- _Your instructions_
Write out the records that appear below, verbatim and complete, but without pictures.

** START OF Task data **

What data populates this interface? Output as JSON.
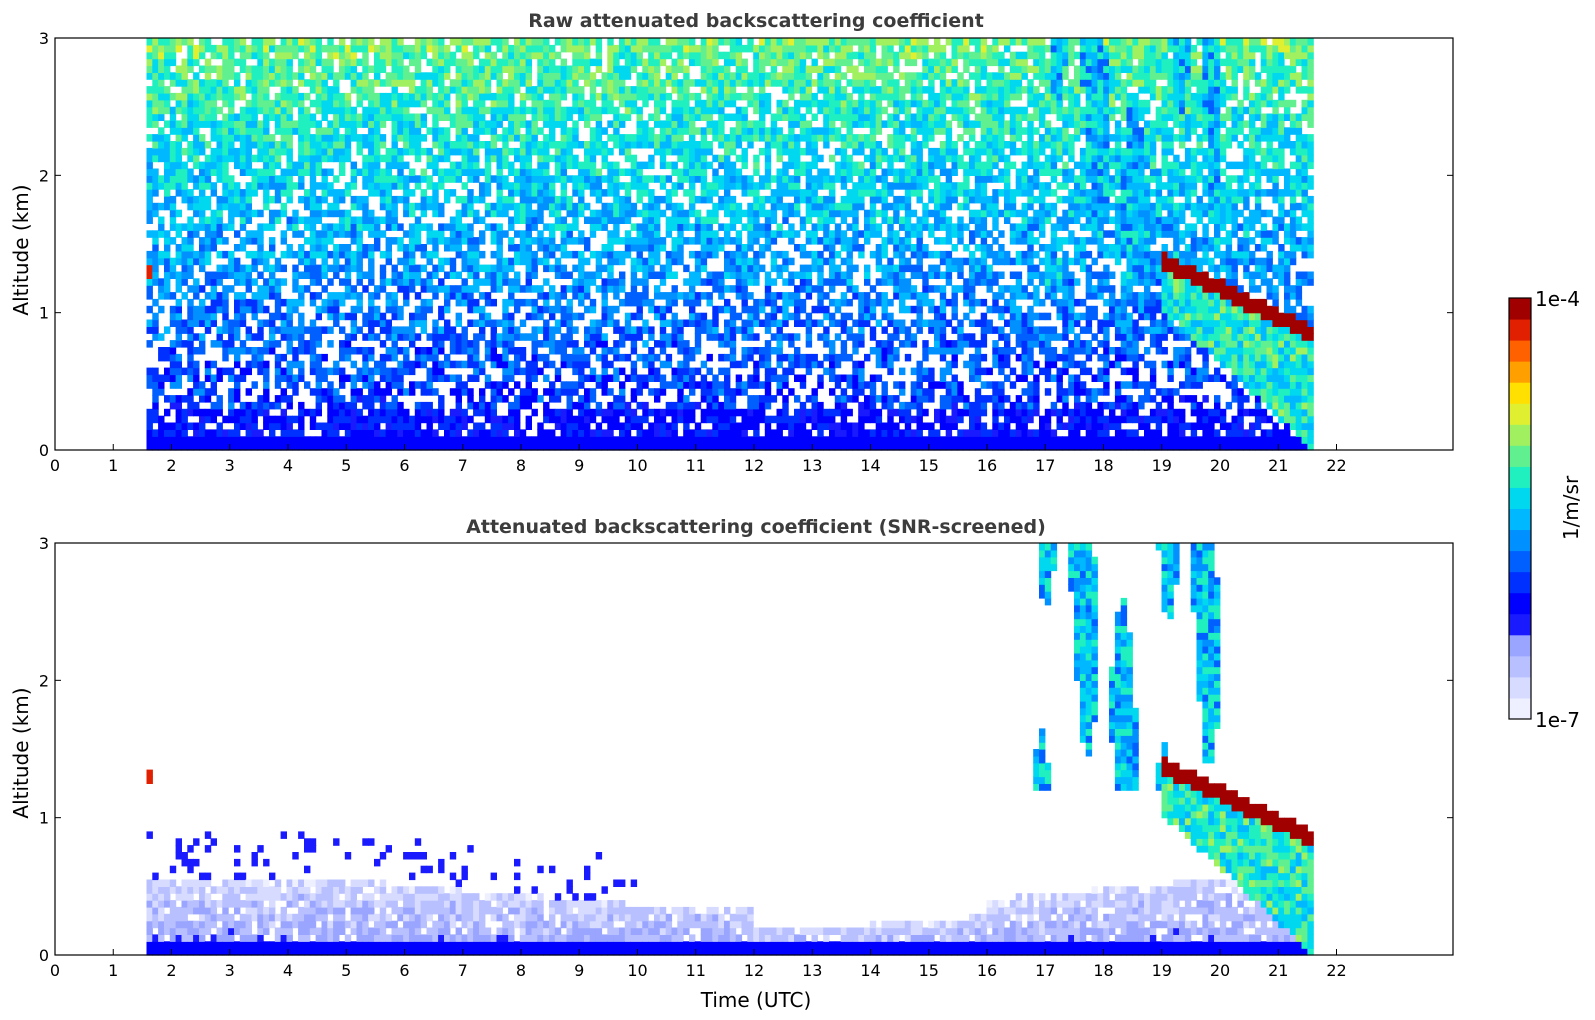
{
  "colors": {
    "colormap": [
      "#eef0ff",
      "#d6dbff",
      "#b8c0ff",
      "#9aa5ff",
      "#1a1aff",
      "#0000ff",
      "#0030ff",
      "#0060ff",
      "#0090ff",
      "#00b8ff",
      "#00d8f0",
      "#20f0c0",
      "#60f090",
      "#a0f060",
      "#e0f030",
      "#ffe000",
      "#ffa000",
      "#ff6000",
      "#e02000",
      "#a00000"
    ],
    "axis": "#000000"
  },
  "chart_data": [
    {
      "type": "heatmap",
      "title": "Raw attenuated backscattering coefficient",
      "xlabel": "",
      "ylabel": "Altitude (km)",
      "xlim": [
        0,
        24
      ],
      "ylim": [
        0,
        3
      ],
      "xticks": [
        "0",
        "1",
        "2",
        "3",
        "4",
        "5",
        "6",
        "7",
        "8",
        "9",
        "10",
        "11",
        "12",
        "13",
        "14",
        "15",
        "16",
        "17",
        "18",
        "19",
        "20",
        "21",
        "22"
      ],
      "yticks": [
        "0",
        "1",
        "2",
        "3"
      ],
      "data_time_range": [
        1.57,
        21.6
      ],
      "features": [
        {
          "kind": "noise-background",
          "time": [
            1.57,
            21.6
          ],
          "altitude": [
            0,
            3
          ]
        },
        {
          "kind": "cloud-layer",
          "time": [
            19.0,
            21.6
          ],
          "altitude_start": 1.38,
          "altitude_end": 0.85,
          "peak_log10": -4.0
        },
        {
          "kind": "precipitation-streaks",
          "time": [
            17.0,
            20.0
          ],
          "altitude": [
            1.2,
            3.0
          ],
          "peak_log10": -5.2
        },
        {
          "kind": "small-feature",
          "time": 1.6,
          "altitude": 1.3
        }
      ],
      "grid": false
    },
    {
      "type": "heatmap",
      "title": "Attenuated backscattering coefficient (SNR-screened)",
      "xlabel": "Time (UTC)",
      "ylabel": "Altitude (km)",
      "xlim": [
        0,
        24
      ],
      "ylim": [
        0,
        3
      ],
      "xticks": [
        "0",
        "1",
        "2",
        "3",
        "4",
        "5",
        "6",
        "7",
        "8",
        "9",
        "10",
        "11",
        "12",
        "13",
        "14",
        "15",
        "16",
        "17",
        "18",
        "19",
        "20",
        "21",
        "22"
      ],
      "yticks": [
        "0",
        "1",
        "2",
        "3"
      ],
      "data_time_range": [
        1.57,
        21.6
      ],
      "features": [
        {
          "kind": "boundary-layer",
          "time": [
            1.57,
            21.6
          ],
          "altitude": [
            0,
            0.6
          ]
        },
        {
          "kind": "cloud-layer",
          "time": [
            19.0,
            21.6
          ],
          "altitude_start": 1.38,
          "altitude_end": 0.85,
          "peak_log10": -4.0
        },
        {
          "kind": "precipitation-streaks",
          "time": [
            16.8,
            20.0
          ],
          "altitude": [
            1.2,
            3.0
          ],
          "peak_log10": -5.2
        },
        {
          "kind": "small-feature",
          "time": 1.6,
          "altitude": 1.3
        }
      ],
      "grid": false
    }
  ],
  "colorbar": {
    "label": "1/m/sr",
    "max_label": "1e-4",
    "min_label": "1e-7",
    "range_log10": [
      -7,
      -4
    ]
  }
}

** END OF Task data **

- _Expected answer_
What data populates this interface? Output as JSON.
{
  "colors": {
    "colormap": [
      "#eef0ff",
      "#d6dbff",
      "#b8c0ff",
      "#9aa5ff",
      "#1a1aff",
      "#0000ff",
      "#0030ff",
      "#0060ff",
      "#0090ff",
      "#00b8ff",
      "#00d8f0",
      "#20f0c0",
      "#60f090",
      "#a0f060",
      "#e0f030",
      "#ffe000",
      "#ffa000",
      "#ff6000",
      "#e02000",
      "#a00000"
    ],
    "axis": "#000000"
  },
  "chart_data": [
    {
      "type": "heatmap",
      "title": "Raw attenuated backscattering coefficient",
      "xlabel": "",
      "ylabel": "Altitude (km)",
      "xlim": [
        0,
        24
      ],
      "ylim": [
        0,
        3
      ],
      "xticks": [
        "0",
        "1",
        "2",
        "3",
        "4",
        "5",
        "6",
        "7",
        "8",
        "9",
        "10",
        "11",
        "12",
        "13",
        "14",
        "15",
        "16",
        "17",
        "18",
        "19",
        "20",
        "21",
        "22"
      ],
      "yticks": [
        "0",
        "1",
        "2",
        "3"
      ],
      "data_time_range": [
        1.57,
        21.6
      ],
      "features": [
        {
          "kind": "noise-background",
          "time": [
            1.57,
            21.6
          ],
          "altitude": [
            0,
            3
          ]
        },
        {
          "kind": "cloud-layer",
          "time": [
            19.0,
            21.6
          ],
          "altitude_start": 1.38,
          "altitude_end": 0.85,
          "peak_log10": -4.0
        },
        {
          "kind": "precipitation-streaks",
          "time": [
            17.0,
            20.0
          ],
          "altitude": [
            1.2,
            3.0
          ],
          "peak_log10": -5.2
        },
        {
          "kind": "small-feature",
          "time": 1.6,
          "altitude": 1.3
        }
      ],
      "grid": false
    },
    {
      "type": "heatmap",
      "title": "Attenuated backscattering coefficient (SNR-screened)",
      "xlabel": "Time (UTC)",
      "ylabel": "Altitude (km)",
      "xlim": [
        0,
        24
      ],
      "ylim": [
        0,
        3
      ],
      "xticks": [
        "0",
        "1",
        "2",
        "3",
        "4",
        "5",
        "6",
        "7",
        "8",
        "9",
        "10",
        "11",
        "12",
        "13",
        "14",
        "15",
        "16",
        "17",
        "18",
        "19",
        "20",
        "21",
        "22"
      ],
      "yticks": [
        "0",
        "1",
        "2",
        "3"
      ],
      "data_time_range": [
        1.57,
        21.6
      ],
      "features": [
        {
          "kind": "boundary-layer",
          "time": [
            1.57,
            21.6
          ],
          "altitude": [
            0,
            0.6
          ]
        },
        {
          "kind": "cloud-layer",
          "time": [
            19.0,
            21.6
          ],
          "altitude_start": 1.38,
          "altitude_end": 0.85,
          "peak_log10": -4.0
        },
        {
          "kind": "precipitation-streaks",
          "time": [
            16.8,
            20.0
          ],
          "altitude": [
            1.2,
            3.0
          ],
          "peak_log10": -5.2
        },
        {
          "kind": "small-feature",
          "time": 1.6,
          "altitude": 1.3
        }
      ],
      "grid": false
    }
  ],
  "colorbar": {
    "label": "1/m/sr",
    "max_label": "1e-4",
    "min_label": "1e-7",
    "range_log10": [
      -7,
      -4
    ]
  }
}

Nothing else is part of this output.